## Given instruction:
Restate, word for word, all of the material shown below.

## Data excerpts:

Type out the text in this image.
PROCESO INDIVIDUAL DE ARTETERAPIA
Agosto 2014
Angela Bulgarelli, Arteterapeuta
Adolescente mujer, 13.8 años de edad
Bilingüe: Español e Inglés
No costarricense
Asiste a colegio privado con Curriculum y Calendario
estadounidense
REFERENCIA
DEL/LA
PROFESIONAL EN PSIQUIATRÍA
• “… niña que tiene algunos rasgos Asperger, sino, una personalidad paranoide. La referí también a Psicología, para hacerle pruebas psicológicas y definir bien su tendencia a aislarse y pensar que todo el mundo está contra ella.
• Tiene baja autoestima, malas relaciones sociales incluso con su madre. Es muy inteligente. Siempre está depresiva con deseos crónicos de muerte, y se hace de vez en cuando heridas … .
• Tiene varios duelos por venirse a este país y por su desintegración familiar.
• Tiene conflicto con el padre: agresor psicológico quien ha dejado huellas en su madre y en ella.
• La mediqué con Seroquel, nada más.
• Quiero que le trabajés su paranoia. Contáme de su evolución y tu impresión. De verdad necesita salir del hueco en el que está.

## Answer to the problem:
Type out the text in this image.
PROCESO INDIVIDUAL DE ARTETERAPIA
Agosto 2014
Angela Bulgarelli, Arteterapeuta
Adolescente mujer, 13.8 años de edad
Bilingüe: Español e Inglés
No costarricense
Asiste a colegio privado con Curriculum y Calendario
estadounidense
REFERENCIA
DEL/LA
PROFESIONAL EN PSIQUIATRÍA
• “… niña que tiene algunos rasgos Asperger, sino, una personalidad paranoide. La referí también a Psicología, para hacerle pruebas psicológicas y definir bien su tendencia a aislarse y pensar que todo el mundo está contra ella.
• Tiene baja autoestima, malas relaciones sociales incluso con su madre. Es muy inteligente. Siempre está depresiva con deseos crónicos de muerte, y se hace de vez en cuando heridas … .
• Tiene varios duelos por venirse a este país y por su desintegración familiar.
• Tiene conflicto con el padre: agresor psicológico quien ha dejado huellas en su madre y en ella.
• La mediqué con Seroquel, nada más.
• Quiero que le trabajés su paranoia. Contáme de su evolución y tu impresión. De verdad necesita salir del hueco en el que está.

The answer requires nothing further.